**Collection entries:**

--- start ---

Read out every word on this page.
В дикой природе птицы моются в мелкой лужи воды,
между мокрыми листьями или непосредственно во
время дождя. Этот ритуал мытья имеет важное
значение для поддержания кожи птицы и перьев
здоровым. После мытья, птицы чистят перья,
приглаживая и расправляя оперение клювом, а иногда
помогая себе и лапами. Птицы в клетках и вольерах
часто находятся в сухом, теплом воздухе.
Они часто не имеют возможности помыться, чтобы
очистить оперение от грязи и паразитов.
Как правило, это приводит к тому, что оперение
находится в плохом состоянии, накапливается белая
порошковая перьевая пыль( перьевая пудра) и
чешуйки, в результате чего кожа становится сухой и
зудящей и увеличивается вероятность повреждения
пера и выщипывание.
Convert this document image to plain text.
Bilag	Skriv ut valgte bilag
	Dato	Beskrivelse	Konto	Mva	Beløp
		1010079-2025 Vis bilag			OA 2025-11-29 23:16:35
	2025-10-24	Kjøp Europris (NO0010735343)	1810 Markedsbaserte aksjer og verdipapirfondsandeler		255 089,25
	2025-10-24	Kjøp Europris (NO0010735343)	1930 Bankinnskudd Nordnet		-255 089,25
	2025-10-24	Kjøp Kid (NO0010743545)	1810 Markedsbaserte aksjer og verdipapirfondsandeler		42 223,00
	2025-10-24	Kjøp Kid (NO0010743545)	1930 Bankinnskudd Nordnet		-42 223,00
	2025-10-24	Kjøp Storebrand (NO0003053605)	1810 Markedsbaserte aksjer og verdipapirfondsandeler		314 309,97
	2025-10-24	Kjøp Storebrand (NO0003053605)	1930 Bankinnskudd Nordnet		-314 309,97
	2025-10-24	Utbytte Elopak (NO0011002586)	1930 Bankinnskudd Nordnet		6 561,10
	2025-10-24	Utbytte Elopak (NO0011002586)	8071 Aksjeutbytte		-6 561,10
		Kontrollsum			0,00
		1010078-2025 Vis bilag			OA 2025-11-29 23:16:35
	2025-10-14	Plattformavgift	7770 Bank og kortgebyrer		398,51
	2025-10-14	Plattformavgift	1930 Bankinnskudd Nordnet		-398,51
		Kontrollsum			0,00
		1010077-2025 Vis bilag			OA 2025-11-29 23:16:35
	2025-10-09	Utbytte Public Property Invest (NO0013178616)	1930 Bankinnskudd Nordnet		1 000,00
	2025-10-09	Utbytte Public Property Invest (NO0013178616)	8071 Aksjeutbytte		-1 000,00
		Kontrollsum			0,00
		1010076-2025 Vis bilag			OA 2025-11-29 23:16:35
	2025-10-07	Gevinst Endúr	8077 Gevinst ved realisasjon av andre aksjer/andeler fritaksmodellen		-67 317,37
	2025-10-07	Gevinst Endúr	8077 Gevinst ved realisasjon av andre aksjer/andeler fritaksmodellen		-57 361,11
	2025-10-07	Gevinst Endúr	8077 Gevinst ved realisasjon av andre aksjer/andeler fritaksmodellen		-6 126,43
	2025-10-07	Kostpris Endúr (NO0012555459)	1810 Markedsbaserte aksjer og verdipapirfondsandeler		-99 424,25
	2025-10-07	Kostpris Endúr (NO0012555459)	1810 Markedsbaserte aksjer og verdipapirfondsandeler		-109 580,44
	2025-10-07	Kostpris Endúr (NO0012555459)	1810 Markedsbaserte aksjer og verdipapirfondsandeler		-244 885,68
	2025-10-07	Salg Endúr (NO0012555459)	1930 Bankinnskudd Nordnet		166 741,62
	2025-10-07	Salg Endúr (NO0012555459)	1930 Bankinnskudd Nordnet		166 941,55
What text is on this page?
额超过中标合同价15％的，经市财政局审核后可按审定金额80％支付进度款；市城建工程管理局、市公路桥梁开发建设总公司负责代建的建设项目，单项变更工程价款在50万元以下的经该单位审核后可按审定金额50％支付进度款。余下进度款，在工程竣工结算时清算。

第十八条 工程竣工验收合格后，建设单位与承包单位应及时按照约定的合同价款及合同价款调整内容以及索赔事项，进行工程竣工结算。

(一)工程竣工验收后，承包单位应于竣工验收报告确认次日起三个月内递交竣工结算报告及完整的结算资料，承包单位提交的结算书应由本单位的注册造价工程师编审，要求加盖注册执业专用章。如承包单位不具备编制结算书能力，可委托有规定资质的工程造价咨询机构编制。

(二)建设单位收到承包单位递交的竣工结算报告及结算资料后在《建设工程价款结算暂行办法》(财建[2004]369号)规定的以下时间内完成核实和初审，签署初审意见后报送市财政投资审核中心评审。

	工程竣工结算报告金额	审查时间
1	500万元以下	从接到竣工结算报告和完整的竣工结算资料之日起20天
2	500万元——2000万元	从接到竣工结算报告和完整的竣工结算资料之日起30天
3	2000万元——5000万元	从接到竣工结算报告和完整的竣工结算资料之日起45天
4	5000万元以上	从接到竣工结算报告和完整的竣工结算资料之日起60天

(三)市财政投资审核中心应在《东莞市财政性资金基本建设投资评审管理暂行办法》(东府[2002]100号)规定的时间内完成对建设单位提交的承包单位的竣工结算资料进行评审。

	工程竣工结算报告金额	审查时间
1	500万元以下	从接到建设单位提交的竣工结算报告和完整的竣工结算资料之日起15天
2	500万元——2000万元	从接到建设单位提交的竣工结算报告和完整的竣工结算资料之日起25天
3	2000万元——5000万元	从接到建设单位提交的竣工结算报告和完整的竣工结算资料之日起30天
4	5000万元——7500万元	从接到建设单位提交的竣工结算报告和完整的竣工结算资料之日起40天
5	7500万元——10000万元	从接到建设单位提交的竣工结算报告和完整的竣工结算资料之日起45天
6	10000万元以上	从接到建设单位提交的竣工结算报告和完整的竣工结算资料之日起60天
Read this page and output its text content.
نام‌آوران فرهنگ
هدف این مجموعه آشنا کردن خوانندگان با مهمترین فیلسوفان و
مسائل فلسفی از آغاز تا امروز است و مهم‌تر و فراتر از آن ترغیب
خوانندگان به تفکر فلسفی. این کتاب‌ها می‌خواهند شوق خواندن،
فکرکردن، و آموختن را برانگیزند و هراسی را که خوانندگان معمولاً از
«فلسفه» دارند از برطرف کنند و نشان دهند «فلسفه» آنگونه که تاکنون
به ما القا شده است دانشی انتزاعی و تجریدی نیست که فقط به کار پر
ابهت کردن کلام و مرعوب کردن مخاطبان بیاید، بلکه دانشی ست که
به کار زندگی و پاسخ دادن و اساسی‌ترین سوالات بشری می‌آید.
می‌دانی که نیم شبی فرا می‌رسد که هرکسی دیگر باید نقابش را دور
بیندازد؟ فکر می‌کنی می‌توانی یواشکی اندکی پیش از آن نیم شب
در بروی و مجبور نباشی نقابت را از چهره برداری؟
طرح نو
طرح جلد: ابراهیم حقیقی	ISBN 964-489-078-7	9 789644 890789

--- end ---

**WRITTEN EXERCISE:**
Transcribe every line of the data, exactly as it stands.

**RESULT:**
Read out every word on this page.
В дикой природе птицы моются в мелкой лужи воды,
между мокрыми листьями или непосредственно во
время дождя. Этот ритуал мытья имеет важное
значение для поддержания кожи птицы и перьев
здоровым. После мытья, птицы чистят перья,
приглаживая и расправляя оперение клювом, а иногда
помогая себе и лапами. Птицы в клетках и вольерах
часто находятся в сухом, теплом воздухе.
Они часто не имеют возможности помыться, чтобы
очистить оперение от грязи и паразитов.
Как правило, это приводит к тому, что оперение
находится в плохом состоянии, накапливается белая
порошковая перьевая пыль( перьевая пудра) и
чешуйки, в результате чего кожа становится сухой и
зудящей и увеличивается вероятность повреждения
пера и выщипывание.
Convert this document image to plain text.
Bilag	Skriv ut valgte bilag
	Dato	Beskrivelse	Konto	Mva	Beløp
		1010079-2025 Vis bilag			OA 2025-11-29 23:16:35
	2025-10-24	Kjøp Europris (NO0010735343)	1810 Markedsbaserte aksjer og verdipapirfondsandeler		255 089,25
	2025-10-24	Kjøp Europris (NO0010735343)	1930 Bankinnskudd Nordnet		-255 089,25
	2025-10-24	Kjøp Kid (NO0010743545)	1810 Markedsbaserte aksjer og verdipapirfondsandeler		42 223,00
	2025-10-24	Kjøp Kid (NO0010743545)	1930 Bankinnskudd Nordnet		-42 223,00
	2025-10-24	Kjøp Storebrand (NO0003053605)	1810 Markedsbaserte aksjer og verdipapirfondsandeler		314 309,97
	2025-10-24	Kjøp Storebrand (NO0003053605)	1930 Bankinnskudd Nordnet		-314 309,97
	2025-10-24	Utbytte Elopak (NO0011002586)	1930 Bankinnskudd Nordnet		6 561,10
	2025-10-24	Utbytte Elopak (NO0011002586)	8071 Aksjeutbytte		-6 561,10
		Kontrollsum			0,00
		1010078-2025 Vis bilag			OA 2025-11-29 23:16:35
	2025-10-14	Plattformavgift	7770 Bank og kortgebyrer		398,51
	2025-10-14	Plattformavgift	1930 Bankinnskudd Nordnet		-398,51
		Kontrollsum			0,00
		1010077-2025 Vis bilag			OA 2025-11-29 23:16:35
	2025-10-09	Utbytte Public Property Invest (NO0013178616)	1930 Bankinnskudd Nordnet		1 000,00
	2025-10-09	Utbytte Public Property Invest (NO0013178616)	8071 Aksjeutbytte		-1 000,00
		Kontrollsum			0,00
		1010076-2025 Vis bilag			OA 2025-11-29 23:16:35
	2025-10-07	Gevinst Endúr	8077 Gevinst ved realisasjon av andre aksjer/andeler fritaksmodellen		-67 317,37
	2025-10-07	Gevinst Endúr	8077 Gevinst ved realisasjon av andre aksjer/andeler fritaksmodellen		-57 361,11
	2025-10-07	Gevinst Endúr	8077 Gevinst ved realisasjon av andre aksjer/andeler fritaksmodellen		-6 126,43
	2025-10-07	Kostpris Endúr (NO0012555459)	1810 Markedsbaserte aksjer og verdipapirfondsandeler		-99 424,25
	2025-10-07	Kostpris Endúr (NO0012555459)	1810 Markedsbaserte aksjer og verdipapirfondsandeler		-109 580,44
	2025-10-07	Kostpris Endúr (NO0012555459)	1810 Markedsbaserte aksjer og verdipapirfondsandeler		-244 885,68
	2025-10-07	Salg Endúr (NO0012555459)	1930 Bankinnskudd Nordnet		166 741,62
	2025-10-07	Salg Endúr (NO0012555459)	1930 Bankinnskudd Nordnet		166 941,55
What text is on this page?
额超过中标合同价15％的，经市财政局审核后可按审定金额80％支付进度款；市城建工程管理局、市公路桥梁开发建设总公司负责代建的建设项目，单项变更工程价款在50万元以下的经该单位审核后可按审定金额50％支付进度款。余下进度款，在工程竣工结算时清算。

第十八条 工程竣工验收合格后，建设单位与承包单位应及时按照约定的合同价款及合同价款调整内容以及索赔事项，进行工程竣工结算。

(一)工程竣工验收后，承包单位应于竣工验收报告确认次日起三个月内递交竣工结算报告及完整的结算资料，承包单位提交的结算书应由本单位的注册造价工程师编审，要求加盖注册执业专用章。如承包单位不具备编制结算书能力，可委托有规定资质的工程造价咨询机构编制。

(二)建设单位收到承包单位递交的竣工结算报告及结算资料后在《建设工程价款结算暂行办法》(财建[2004]369号)规定的以下时间内完成核实和初审，签署初审意见后报送市财政投资审核中心评审。

	工程竣工结算报告金额	审查时间
1	500万元以下	从接到竣工结算报告和完整的竣工结算资料之日起20天
2	500万元——2000万元	从接到竣工结算报告和完整的竣工结算资料之日起30天
3	2000万元——5000万元	从接到竣工结算报告和完整的竣工结算资料之日起45天
4	5000万元以上	从接到竣工结算报告和完整的竣工结算资料之日起60天

(三)市财政投资审核中心应在《东莞市财政性资金基本建设投资评审管理暂行办法》(东府[2002]100号)规定的时间内完成对建设单位提交的承包单位的竣工结算资料进行评审。

	工程竣工结算报告金额	审查时间
1	500万元以下	从接到建设单位提交的竣工结算报告和完整的竣工结算资料之日起15天
2	500万元——2000万元	从接到建设单位提交的竣工结算报告和完整的竣工结算资料之日起25天
3	2000万元——5000万元	从接到建设单位提交的竣工结算报告和完整的竣工结算资料之日起30天
4	5000万元——7500万元	从接到建设单位提交的竣工结算报告和完整的竣工结算资料之日起40天
5	7500万元——10000万元	从接到建设单位提交的竣工结算报告和完整的竣工结算资料之日起45天
6	10000万元以上	从接到建设单位提交的竣工结算报告和完整的竣工结算资料之日起60天
Read this page and output its text content.
نام‌آوران فرهنگ
هدف این مجموعه آشنا کردن خوانندگان با مهمترین فیلسوفان و
مسائل فلسفی از آغاز تا امروز است و مهم‌تر و فراتر از آن ترغیب
خوانندگان به تفکر فلسفی. این کتاب‌ها می‌خواهند شوق خواندن،
فکرکردن، و آموختن را برانگیزند و هراسی را که خوانندگان معمولاً از
«فلسفه» دارند از برطرف کنند و نشان دهند «فلسفه» آنگونه که تاکنون
به ما القا شده است دانشی انتزاعی و تجریدی نیست که فقط به کار پر
ابهت کردن کلام و مرعوب کردن مخاطبان بیاید، بلکه دانشی ست که
به کار زندگی و پاسخ دادن و اساسی‌ترین سوالات بشری می‌آید.
می‌دانی که نیم شبی فرا می‌رسد که هرکسی دیگر باید نقابش را دور
بیندازد؟ فکر می‌کنی می‌توانی یواشکی اندکی پیش از آن نیم شب
در بروی و مجبور نباشی نقابت را از چهره برداری؟
طرح نو
طرح جلد: ابراهیم حقیقی	ISBN 964-489-078-7	9 789644 890789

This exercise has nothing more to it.